Stored dataset items
+ + + +

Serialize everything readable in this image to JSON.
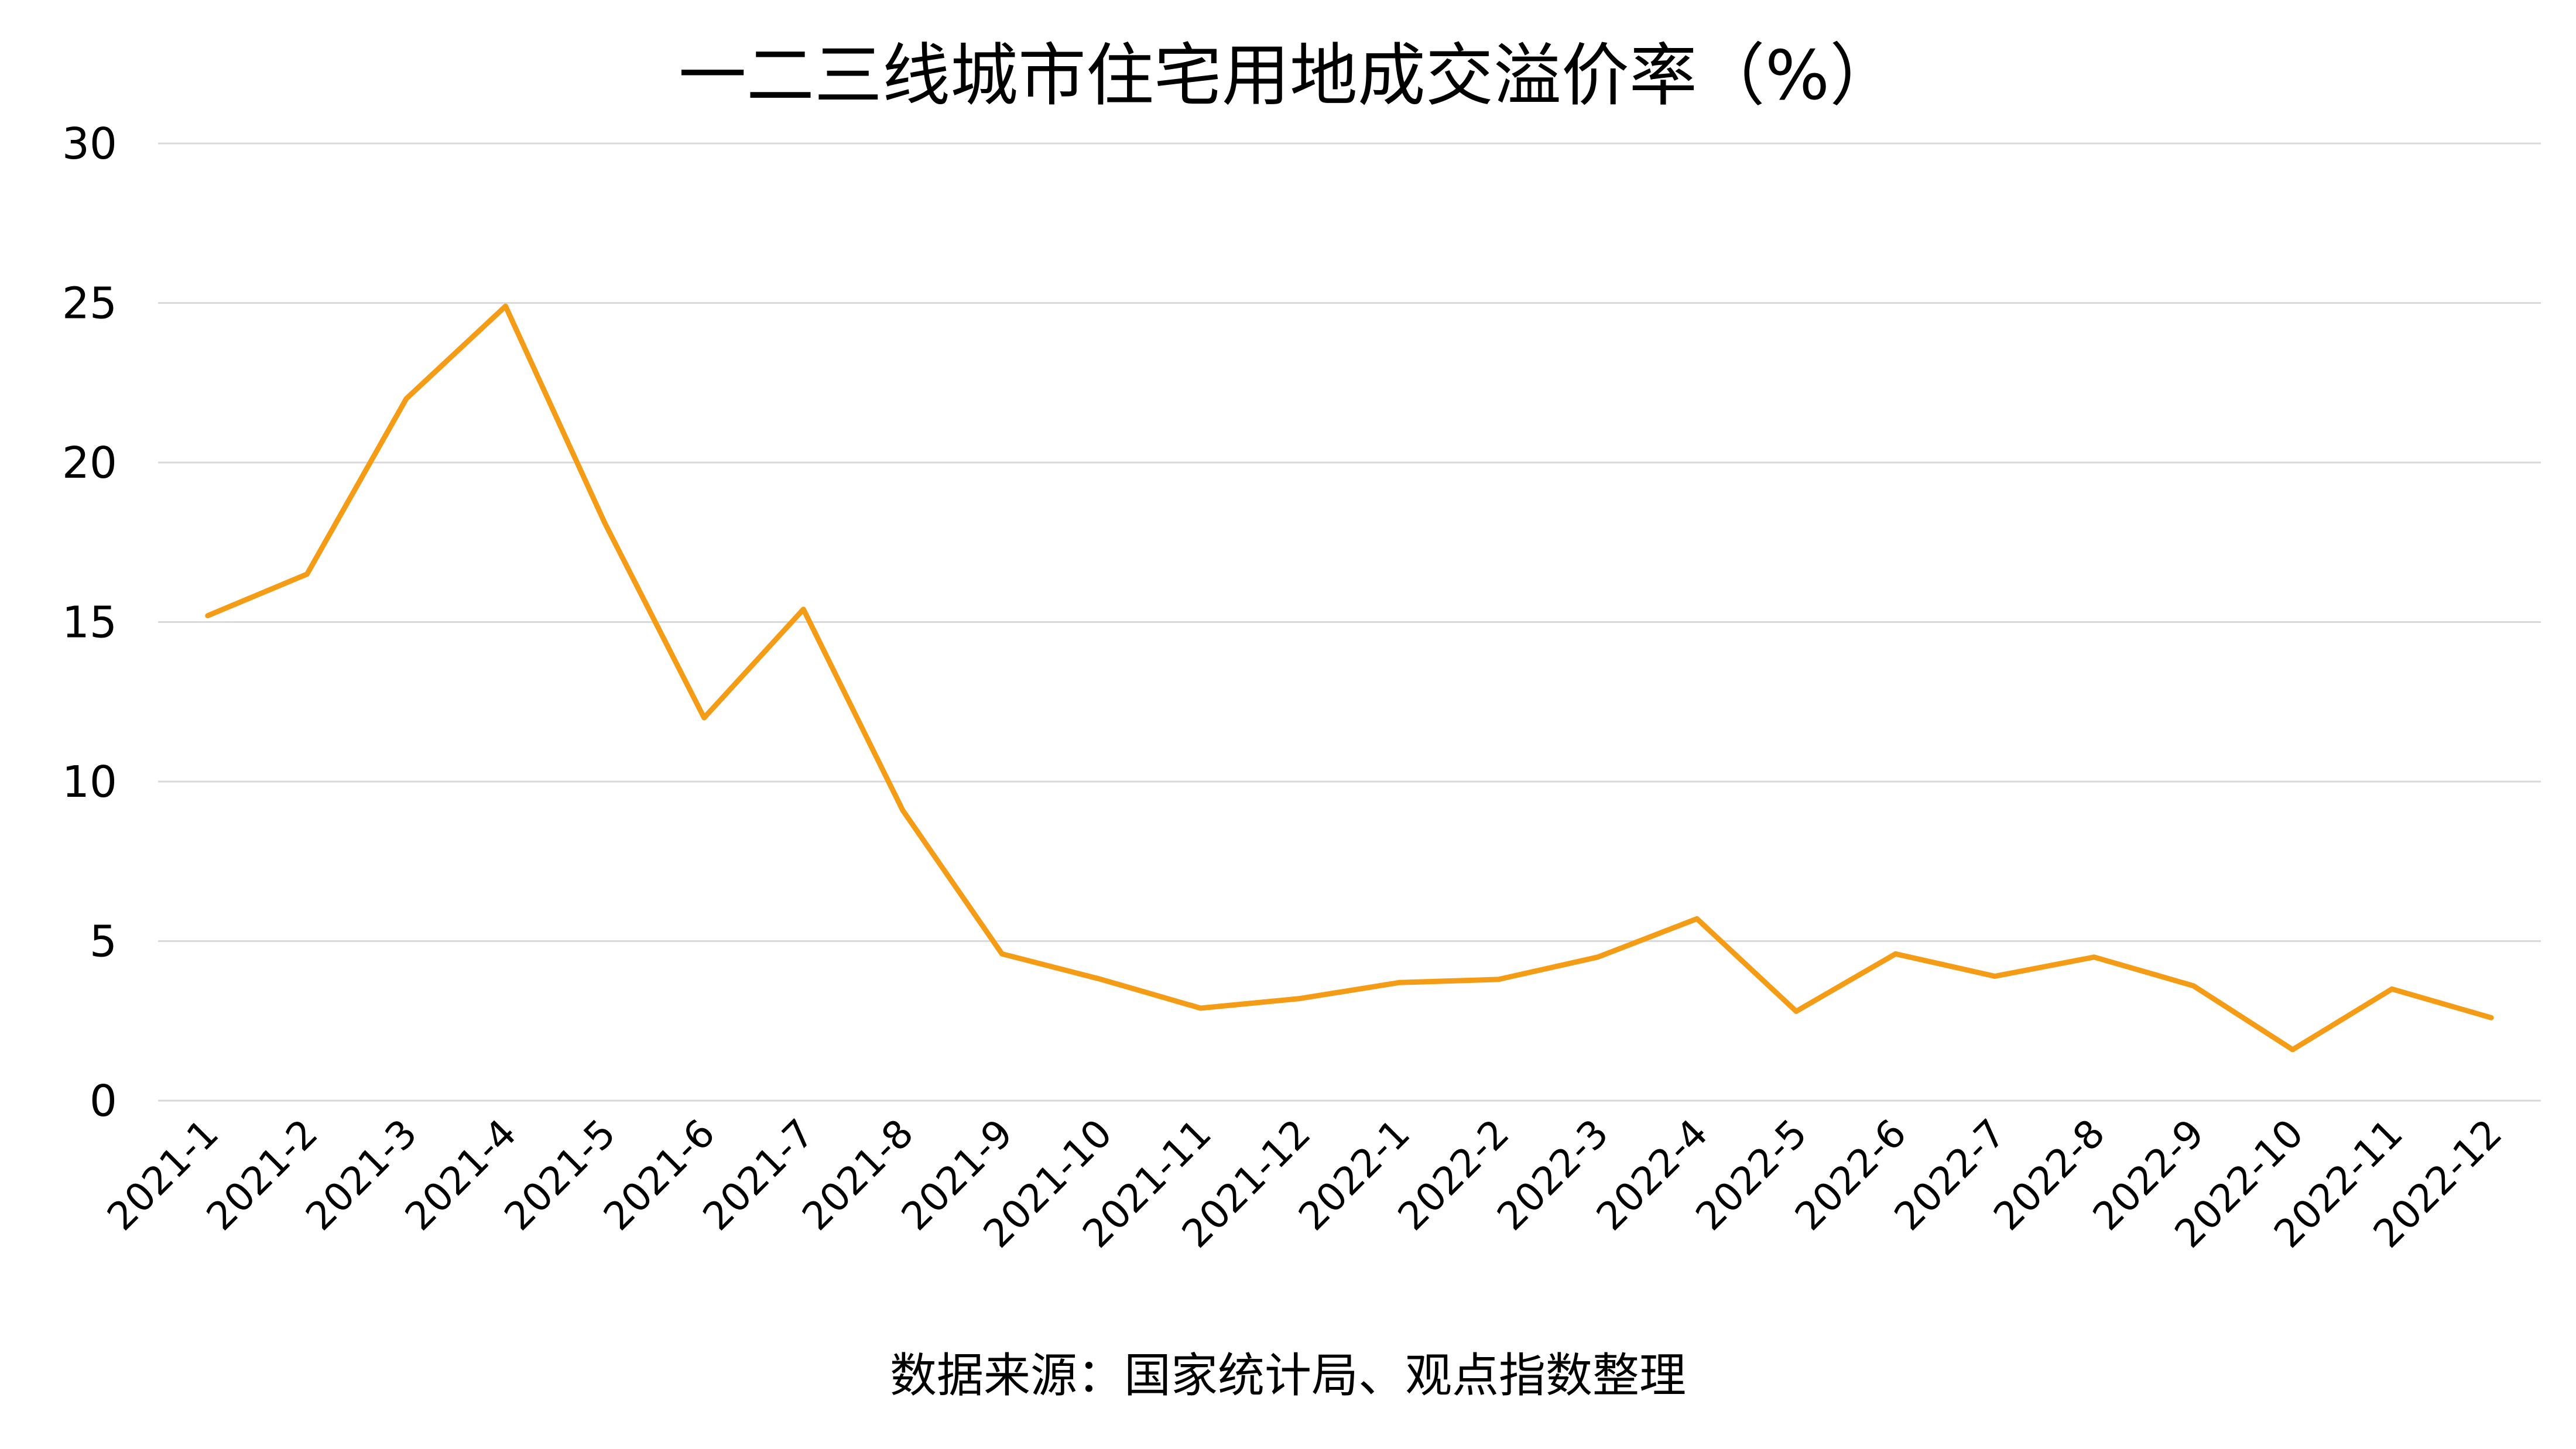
{
  "title": "一二三线城市住宅用地成交溢价率（%）",
  "footer": "数据来源：国家统计局、观点指数整理",
  "chart_data": {
    "type": "line",
    "categories": [
      "2021-1",
      "2021-2",
      "2021-3",
      "2021-4",
      "2021-5",
      "2021-6",
      "2021-7",
      "2021-8",
      "2021-9",
      "2021-10",
      "2021-11",
      "2021-12",
      "2022-1",
      "2022-2",
      "2022-3",
      "2022-4",
      "2022-5",
      "2022-6",
      "2022-7",
      "2022-8",
      "2022-9",
      "2022-10",
      "2022-11",
      "2022-12"
    ],
    "series": [
      {
        "values": [
          15.2,
          16.5,
          22.0,
          24.9,
          18.1,
          12.0,
          15.4,
          9.1,
          4.6,
          3.8,
          2.9,
          3.2,
          3.7,
          3.8,
          4.5,
          5.7,
          2.8,
          4.6,
          3.9,
          4.5,
          3.6,
          1.6,
          3.5,
          2.6
        ],
        "color": "#F59C16"
      }
    ],
    "yticks": [
      "0",
      "5",
      "10",
      "15",
      "20",
      "25",
      "30"
    ],
    "ylim": [
      0,
      30
    ],
    "grid": true,
    "gridColor": "#D9D9D9"
  }
}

+ + + +

Instruction
Pictures stay out; reproduce every line of the records exactly.

The reply
Serialize everything readable in this image to JSON.
{
  "title": "一二三线城市住宅用地成交溢价率（%）",
  "footer": "数据来源：国家统计局、观点指数整理",
  "chart_data": {
    "type": "line",
    "categories": [
      "2021-1",
      "2021-2",
      "2021-3",
      "2021-4",
      "2021-5",
      "2021-6",
      "2021-7",
      "2021-8",
      "2021-9",
      "2021-10",
      "2021-11",
      "2021-12",
      "2022-1",
      "2022-2",
      "2022-3",
      "2022-4",
      "2022-5",
      "2022-6",
      "2022-7",
      "2022-8",
      "2022-9",
      "2022-10",
      "2022-11",
      "2022-12"
    ],
    "series": [
      {
        "values": [
          15.2,
          16.5,
          22.0,
          24.9,
          18.1,
          12.0,
          15.4,
          9.1,
          4.6,
          3.8,
          2.9,
          3.2,
          3.7,
          3.8,
          4.5,
          5.7,
          2.8,
          4.6,
          3.9,
          4.5,
          3.6,
          1.6,
          3.5,
          2.6
        ],
        "color": "#F59C16"
      }
    ],
    "yticks": [
      "0",
      "5",
      "10",
      "15",
      "20",
      "25",
      "30"
    ],
    "ylim": [
      0,
      30
    ],
    "grid": true,
    "gridColor": "#D9D9D9"
  }
}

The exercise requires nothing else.